What you should do. Scan the lines below for "this"; report the number of lines that contain it, and only that.
### Available data ###
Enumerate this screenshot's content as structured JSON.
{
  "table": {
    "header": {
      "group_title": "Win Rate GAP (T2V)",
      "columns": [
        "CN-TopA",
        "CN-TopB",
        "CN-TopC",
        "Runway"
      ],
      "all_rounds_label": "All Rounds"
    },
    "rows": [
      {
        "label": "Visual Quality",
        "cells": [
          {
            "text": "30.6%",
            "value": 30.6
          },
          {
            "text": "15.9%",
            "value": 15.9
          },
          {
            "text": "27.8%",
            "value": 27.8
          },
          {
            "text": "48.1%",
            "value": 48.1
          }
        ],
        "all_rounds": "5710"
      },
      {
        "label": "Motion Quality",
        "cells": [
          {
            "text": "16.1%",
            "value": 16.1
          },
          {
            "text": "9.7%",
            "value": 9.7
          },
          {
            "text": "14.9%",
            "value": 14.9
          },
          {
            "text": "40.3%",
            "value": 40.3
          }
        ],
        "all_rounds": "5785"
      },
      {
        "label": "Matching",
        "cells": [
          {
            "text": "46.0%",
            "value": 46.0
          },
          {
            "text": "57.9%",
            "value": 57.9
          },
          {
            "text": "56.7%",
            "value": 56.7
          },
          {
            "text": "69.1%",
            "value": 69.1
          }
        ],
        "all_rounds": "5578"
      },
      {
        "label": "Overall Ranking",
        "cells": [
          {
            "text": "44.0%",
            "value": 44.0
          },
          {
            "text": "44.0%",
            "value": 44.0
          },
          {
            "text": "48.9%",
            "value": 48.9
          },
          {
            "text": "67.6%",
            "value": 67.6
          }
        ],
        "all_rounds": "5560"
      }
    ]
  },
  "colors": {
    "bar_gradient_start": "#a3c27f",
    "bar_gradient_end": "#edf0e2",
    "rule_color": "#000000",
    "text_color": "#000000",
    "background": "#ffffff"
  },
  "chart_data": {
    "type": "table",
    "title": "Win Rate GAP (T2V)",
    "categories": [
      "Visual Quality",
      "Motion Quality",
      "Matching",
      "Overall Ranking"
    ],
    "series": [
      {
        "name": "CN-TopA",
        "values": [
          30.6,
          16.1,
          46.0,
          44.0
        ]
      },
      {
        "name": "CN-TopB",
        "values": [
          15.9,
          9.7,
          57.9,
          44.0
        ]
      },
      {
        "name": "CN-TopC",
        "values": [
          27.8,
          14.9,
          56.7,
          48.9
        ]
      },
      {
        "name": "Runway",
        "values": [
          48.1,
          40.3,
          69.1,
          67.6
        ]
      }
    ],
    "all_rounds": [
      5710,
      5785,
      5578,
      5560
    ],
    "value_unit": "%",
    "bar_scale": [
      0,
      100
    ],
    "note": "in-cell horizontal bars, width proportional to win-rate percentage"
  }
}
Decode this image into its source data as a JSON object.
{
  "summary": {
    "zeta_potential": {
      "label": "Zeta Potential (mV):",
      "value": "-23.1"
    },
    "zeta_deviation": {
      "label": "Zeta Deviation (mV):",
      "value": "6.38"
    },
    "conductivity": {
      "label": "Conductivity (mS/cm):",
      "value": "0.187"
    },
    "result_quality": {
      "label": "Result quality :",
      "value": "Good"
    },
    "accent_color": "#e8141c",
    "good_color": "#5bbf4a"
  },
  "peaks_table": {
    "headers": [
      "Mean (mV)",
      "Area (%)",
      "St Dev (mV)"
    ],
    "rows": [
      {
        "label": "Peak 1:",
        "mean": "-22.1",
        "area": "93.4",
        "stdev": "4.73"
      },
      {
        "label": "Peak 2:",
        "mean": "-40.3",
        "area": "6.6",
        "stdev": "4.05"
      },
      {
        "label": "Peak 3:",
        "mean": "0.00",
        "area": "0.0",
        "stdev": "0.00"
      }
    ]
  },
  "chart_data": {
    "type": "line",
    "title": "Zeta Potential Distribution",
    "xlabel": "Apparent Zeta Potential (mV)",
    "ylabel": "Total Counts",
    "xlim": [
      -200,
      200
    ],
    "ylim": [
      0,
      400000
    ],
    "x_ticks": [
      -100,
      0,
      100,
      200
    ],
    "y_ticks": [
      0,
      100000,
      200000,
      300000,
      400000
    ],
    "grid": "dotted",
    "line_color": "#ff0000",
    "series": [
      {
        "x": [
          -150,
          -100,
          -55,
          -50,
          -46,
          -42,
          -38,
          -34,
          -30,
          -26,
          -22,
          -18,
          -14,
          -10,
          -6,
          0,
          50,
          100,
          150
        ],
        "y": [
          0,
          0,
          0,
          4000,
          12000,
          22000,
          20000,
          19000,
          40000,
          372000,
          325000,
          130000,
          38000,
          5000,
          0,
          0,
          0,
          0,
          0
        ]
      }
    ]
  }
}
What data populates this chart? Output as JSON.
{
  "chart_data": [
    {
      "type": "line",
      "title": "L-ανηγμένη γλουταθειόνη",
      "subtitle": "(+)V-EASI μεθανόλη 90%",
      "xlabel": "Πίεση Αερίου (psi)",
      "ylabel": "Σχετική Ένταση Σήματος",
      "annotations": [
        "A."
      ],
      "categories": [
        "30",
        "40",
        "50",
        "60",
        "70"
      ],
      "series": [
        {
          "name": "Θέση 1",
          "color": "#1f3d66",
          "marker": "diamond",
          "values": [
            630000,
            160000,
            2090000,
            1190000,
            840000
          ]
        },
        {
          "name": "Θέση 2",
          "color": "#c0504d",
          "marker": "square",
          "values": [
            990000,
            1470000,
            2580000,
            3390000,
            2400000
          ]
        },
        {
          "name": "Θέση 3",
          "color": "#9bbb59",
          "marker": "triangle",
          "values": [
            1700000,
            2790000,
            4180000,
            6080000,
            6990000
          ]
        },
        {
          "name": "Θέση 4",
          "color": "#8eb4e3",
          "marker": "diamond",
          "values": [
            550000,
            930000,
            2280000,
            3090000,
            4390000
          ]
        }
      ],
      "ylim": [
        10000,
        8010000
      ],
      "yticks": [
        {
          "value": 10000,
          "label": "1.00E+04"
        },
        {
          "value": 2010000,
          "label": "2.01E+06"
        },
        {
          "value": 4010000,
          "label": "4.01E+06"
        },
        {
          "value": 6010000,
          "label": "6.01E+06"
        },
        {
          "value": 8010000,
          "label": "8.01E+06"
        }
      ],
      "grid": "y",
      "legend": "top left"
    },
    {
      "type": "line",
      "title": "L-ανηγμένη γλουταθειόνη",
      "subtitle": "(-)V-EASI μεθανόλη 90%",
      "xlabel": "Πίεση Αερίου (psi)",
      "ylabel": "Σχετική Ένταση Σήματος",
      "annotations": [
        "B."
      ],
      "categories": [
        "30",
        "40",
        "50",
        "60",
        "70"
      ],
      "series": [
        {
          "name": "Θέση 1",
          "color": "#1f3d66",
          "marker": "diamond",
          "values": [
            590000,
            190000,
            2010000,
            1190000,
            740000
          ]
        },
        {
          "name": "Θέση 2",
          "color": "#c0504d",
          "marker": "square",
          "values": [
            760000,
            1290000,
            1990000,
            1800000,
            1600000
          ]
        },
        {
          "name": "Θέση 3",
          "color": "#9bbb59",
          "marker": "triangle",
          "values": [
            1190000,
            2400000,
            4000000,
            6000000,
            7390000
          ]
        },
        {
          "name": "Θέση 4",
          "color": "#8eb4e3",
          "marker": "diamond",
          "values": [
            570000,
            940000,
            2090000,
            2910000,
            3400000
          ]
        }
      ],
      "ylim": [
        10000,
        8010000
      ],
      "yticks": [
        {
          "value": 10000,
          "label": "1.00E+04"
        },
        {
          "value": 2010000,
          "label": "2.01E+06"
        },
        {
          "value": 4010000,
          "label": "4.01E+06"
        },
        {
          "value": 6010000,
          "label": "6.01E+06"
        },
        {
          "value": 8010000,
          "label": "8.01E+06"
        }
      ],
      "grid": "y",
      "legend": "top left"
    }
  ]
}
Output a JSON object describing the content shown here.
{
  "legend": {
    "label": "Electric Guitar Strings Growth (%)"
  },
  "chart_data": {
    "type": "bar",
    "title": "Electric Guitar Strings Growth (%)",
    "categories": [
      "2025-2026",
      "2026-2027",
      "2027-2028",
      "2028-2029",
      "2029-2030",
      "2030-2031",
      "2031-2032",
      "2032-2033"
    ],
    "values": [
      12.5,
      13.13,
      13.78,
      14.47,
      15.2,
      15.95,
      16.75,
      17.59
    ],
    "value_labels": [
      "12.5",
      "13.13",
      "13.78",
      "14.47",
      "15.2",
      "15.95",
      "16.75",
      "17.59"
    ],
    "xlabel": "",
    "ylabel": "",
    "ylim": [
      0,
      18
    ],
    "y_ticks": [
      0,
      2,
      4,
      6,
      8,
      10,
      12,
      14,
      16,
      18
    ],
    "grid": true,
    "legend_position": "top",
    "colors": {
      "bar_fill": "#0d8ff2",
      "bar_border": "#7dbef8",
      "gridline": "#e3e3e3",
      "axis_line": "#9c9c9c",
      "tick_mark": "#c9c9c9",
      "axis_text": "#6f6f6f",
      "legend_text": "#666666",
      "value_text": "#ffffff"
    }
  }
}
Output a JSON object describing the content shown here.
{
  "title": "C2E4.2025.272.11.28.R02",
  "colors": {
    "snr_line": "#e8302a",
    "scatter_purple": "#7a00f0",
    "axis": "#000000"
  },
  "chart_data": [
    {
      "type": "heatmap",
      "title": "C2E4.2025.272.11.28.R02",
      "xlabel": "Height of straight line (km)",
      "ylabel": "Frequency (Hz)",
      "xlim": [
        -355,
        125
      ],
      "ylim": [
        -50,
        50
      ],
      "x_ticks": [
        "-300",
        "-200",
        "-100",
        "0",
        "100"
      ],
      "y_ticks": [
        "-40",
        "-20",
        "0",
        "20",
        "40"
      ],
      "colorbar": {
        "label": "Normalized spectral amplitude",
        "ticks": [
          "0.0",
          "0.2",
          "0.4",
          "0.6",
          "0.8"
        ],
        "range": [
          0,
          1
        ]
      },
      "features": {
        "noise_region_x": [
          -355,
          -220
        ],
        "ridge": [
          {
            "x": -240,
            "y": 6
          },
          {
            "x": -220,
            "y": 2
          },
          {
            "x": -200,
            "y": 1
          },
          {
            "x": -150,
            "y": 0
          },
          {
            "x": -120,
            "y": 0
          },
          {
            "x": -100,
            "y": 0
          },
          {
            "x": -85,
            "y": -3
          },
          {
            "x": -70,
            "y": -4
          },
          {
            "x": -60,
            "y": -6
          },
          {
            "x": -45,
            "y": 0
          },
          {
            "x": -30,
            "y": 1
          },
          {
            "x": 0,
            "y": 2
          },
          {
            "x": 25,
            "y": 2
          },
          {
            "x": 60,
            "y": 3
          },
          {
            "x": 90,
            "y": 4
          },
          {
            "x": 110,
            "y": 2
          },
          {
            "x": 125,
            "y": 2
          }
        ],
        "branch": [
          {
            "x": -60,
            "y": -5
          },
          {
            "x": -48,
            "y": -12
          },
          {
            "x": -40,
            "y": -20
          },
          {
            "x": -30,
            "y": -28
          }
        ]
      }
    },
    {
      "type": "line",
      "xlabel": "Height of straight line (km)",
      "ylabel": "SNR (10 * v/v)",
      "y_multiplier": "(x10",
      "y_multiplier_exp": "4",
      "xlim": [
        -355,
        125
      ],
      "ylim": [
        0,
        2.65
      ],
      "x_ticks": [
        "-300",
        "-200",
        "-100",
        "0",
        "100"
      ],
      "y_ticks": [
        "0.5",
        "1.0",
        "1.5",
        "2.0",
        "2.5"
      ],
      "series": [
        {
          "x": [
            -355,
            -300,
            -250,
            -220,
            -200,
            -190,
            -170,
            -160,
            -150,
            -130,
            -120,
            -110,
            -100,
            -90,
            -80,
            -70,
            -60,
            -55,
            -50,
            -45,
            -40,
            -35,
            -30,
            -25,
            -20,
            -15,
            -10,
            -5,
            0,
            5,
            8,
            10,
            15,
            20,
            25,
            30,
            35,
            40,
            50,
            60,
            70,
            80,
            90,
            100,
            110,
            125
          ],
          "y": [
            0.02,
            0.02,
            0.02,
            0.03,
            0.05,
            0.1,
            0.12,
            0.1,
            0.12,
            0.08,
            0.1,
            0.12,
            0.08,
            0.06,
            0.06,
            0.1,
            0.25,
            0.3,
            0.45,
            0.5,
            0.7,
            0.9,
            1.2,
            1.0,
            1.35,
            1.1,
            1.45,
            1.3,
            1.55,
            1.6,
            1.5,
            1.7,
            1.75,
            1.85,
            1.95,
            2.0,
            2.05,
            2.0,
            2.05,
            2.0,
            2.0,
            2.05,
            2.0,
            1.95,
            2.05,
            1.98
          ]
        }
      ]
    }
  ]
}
###
Exercise solution. 3